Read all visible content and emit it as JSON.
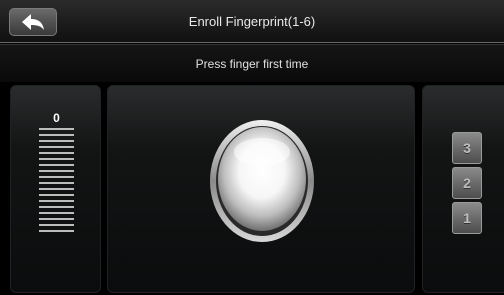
{
  "header": {
    "title": "Enroll Fingerprint(1-6)",
    "back_icon": "back-arrow-icon"
  },
  "prompt": {
    "text": "Press finger first time"
  },
  "quality": {
    "value": "0",
    "level": 0,
    "bar_count": 18,
    "bar_color": "#bcbcbc"
  },
  "sensor": {
    "icon": "fingerprint-sensor-icon"
  },
  "steps": {
    "items": [
      {
        "label": "3",
        "completed": false
      },
      {
        "label": "2",
        "completed": false
      },
      {
        "label": "1",
        "completed": false
      }
    ]
  },
  "colors": {
    "background": "#000000",
    "text": "#e8e8e8",
    "panel": "#131515"
  }
}
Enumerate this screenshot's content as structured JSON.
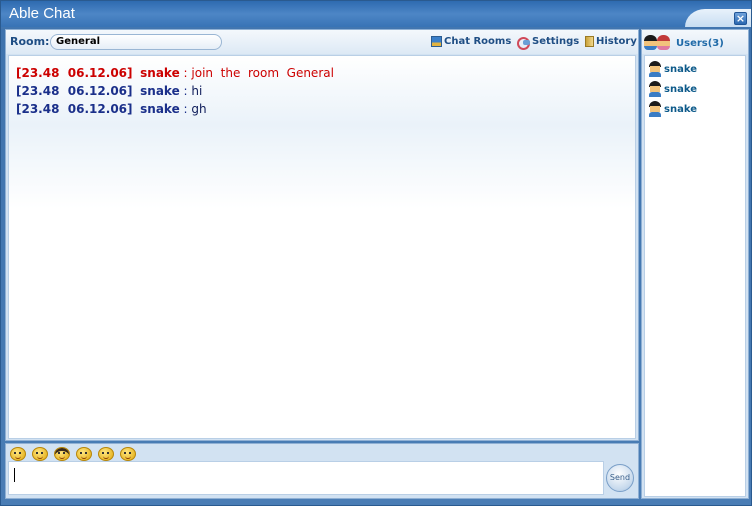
{
  "window": {
    "title": "Able Chat"
  },
  "toolbar": {
    "room_label": "Room:",
    "room_value": "General",
    "links": [
      {
        "label": "Chat Rooms",
        "icon": "chat-rooms-icon"
      },
      {
        "label": "Settings",
        "icon": "settings-icon"
      },
      {
        "label": "History",
        "icon": "history-icon"
      }
    ]
  },
  "messages": [
    {
      "timestamp": "[23.48  06.12.06]",
      "nick": "snake",
      "sep": " : ",
      "text": "join  the  room  General",
      "style": "system",
      "color": "#cc0000"
    },
    {
      "timestamp": "[23.48  06.12.06]",
      "nick": "snake",
      "sep": " : ",
      "text": "hi",
      "style": "user",
      "color": "#1a2f8a"
    },
    {
      "timestamp": "[23.48  06.12.06]",
      "nick": "snake",
      "sep": " : ",
      "text": "gh",
      "style": "user",
      "color": "#1a2f8a"
    }
  ],
  "users": {
    "title": "Users(3)",
    "items": [
      {
        "name": "snake"
      },
      {
        "name": "snake"
      },
      {
        "name": "snake"
      }
    ]
  },
  "input": {
    "value": "",
    "send_label": "Send",
    "emoticons": [
      "smile-icon",
      "laugh-icon",
      "cool-icon",
      "wink-icon",
      "grin-icon",
      "sad-icon"
    ]
  }
}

→ Work instructions
The line that contains "Enumerate this screenshot's" opens the part to copy, and the last line of the records closes it; set down those lines exactly, pictures excluded.

→ Result below
Enumerate this screenshot's content as structured JSON.
{
  "window": {
    "title": "Able Chat"
  },
  "toolbar": {
    "room_label": "Room:",
    "room_value": "General",
    "links": [
      {
        "label": "Chat Rooms",
        "icon": "chat-rooms-icon"
      },
      {
        "label": "Settings",
        "icon": "settings-icon"
      },
      {
        "label": "History",
        "icon": "history-icon"
      }
    ]
  },
  "messages": [
    {
      "timestamp": "[23.48  06.12.06]",
      "nick": "snake",
      "sep": " : ",
      "text": "join  the  room  General",
      "style": "system",
      "color": "#cc0000"
    },
    {
      "timestamp": "[23.48  06.12.06]",
      "nick": "snake",
      "sep": " : ",
      "text": "hi",
      "style": "user",
      "color": "#1a2f8a"
    },
    {
      "timestamp": "[23.48  06.12.06]",
      "nick": "snake",
      "sep": " : ",
      "text": "gh",
      "style": "user",
      "color": "#1a2f8a"
    }
  ],
  "users": {
    "title": "Users(3)",
    "items": [
      {
        "name": "snake"
      },
      {
        "name": "snake"
      },
      {
        "name": "snake"
      }
    ]
  },
  "input": {
    "value": "",
    "send_label": "Send",
    "emoticons": [
      "smile-icon",
      "laugh-icon",
      "cool-icon",
      "wink-icon",
      "grin-icon",
      "sad-icon"
    ]
  }
}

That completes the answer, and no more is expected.